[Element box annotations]
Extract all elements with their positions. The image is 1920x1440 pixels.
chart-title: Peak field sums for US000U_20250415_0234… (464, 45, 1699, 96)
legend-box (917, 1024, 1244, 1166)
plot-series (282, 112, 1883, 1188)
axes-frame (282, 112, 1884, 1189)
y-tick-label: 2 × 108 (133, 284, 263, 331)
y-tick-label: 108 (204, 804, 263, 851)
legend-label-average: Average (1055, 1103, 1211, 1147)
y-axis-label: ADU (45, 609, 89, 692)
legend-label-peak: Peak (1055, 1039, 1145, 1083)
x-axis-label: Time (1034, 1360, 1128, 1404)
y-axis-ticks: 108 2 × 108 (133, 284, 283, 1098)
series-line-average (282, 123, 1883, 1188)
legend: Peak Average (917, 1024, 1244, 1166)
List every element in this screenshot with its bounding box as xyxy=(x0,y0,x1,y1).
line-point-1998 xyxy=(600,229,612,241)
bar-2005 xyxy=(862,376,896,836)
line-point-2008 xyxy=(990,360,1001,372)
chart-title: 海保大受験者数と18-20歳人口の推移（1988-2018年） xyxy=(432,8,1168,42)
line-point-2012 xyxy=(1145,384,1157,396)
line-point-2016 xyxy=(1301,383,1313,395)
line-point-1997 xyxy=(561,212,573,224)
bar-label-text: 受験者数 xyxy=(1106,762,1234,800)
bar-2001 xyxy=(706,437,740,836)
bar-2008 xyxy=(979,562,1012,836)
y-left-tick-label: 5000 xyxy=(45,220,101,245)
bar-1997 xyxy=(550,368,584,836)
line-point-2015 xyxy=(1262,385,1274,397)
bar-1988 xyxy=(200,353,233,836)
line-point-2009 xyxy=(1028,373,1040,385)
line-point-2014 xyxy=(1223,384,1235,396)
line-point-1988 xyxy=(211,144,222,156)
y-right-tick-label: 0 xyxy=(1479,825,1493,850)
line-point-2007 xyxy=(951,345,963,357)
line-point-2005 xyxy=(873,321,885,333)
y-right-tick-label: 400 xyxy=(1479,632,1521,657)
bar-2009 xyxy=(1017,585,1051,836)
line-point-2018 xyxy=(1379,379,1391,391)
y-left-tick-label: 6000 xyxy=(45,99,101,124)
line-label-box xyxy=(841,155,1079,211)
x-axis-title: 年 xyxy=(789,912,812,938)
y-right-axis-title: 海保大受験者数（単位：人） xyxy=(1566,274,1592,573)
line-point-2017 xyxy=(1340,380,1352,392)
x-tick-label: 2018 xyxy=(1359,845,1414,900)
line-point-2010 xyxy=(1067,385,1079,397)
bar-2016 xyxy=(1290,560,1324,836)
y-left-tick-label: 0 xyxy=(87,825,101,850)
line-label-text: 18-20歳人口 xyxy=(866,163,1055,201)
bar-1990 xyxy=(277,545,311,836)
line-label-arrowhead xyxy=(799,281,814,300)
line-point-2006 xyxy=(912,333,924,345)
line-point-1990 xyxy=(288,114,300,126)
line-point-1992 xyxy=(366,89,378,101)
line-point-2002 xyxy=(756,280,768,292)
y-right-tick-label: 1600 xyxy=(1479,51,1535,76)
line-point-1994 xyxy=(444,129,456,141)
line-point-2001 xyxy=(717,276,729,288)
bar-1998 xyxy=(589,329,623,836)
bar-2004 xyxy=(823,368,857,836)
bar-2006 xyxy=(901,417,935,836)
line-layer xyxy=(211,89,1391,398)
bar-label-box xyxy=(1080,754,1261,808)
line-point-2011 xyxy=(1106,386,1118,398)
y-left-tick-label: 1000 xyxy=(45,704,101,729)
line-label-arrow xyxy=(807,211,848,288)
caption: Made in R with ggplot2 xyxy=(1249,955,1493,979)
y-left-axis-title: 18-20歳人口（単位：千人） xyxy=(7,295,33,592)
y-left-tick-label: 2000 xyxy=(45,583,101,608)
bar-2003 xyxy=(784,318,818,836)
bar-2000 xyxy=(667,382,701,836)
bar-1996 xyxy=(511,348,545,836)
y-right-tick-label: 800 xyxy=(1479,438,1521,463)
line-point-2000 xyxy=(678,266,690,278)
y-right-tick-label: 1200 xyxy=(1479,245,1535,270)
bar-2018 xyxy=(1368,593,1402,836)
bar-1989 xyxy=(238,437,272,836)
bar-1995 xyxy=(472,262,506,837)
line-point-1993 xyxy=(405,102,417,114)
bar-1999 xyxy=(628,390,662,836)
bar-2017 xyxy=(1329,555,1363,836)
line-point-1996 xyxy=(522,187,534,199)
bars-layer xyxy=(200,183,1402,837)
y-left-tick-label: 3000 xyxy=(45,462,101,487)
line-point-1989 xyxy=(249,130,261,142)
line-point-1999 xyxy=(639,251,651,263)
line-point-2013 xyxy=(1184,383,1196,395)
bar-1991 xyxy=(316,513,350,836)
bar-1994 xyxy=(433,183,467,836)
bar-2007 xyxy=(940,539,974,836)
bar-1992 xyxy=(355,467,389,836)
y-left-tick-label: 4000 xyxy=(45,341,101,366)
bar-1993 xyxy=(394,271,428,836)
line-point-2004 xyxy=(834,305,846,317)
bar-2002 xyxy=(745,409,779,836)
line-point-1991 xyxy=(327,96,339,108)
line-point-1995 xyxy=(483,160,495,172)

*EXERCISE*. Please pull out every line of the material above that contains the string "with". Case counts.

*RESPONSE TO THE EXERCISE*.
Extract all elements with their positions. The image is 1920x1440 pixels.
List every element in this screenshot with its bounding box as xyxy=(x0,y0,x1,y1).
caption: Made in R with ggplot2 xyxy=(1249,955,1493,979)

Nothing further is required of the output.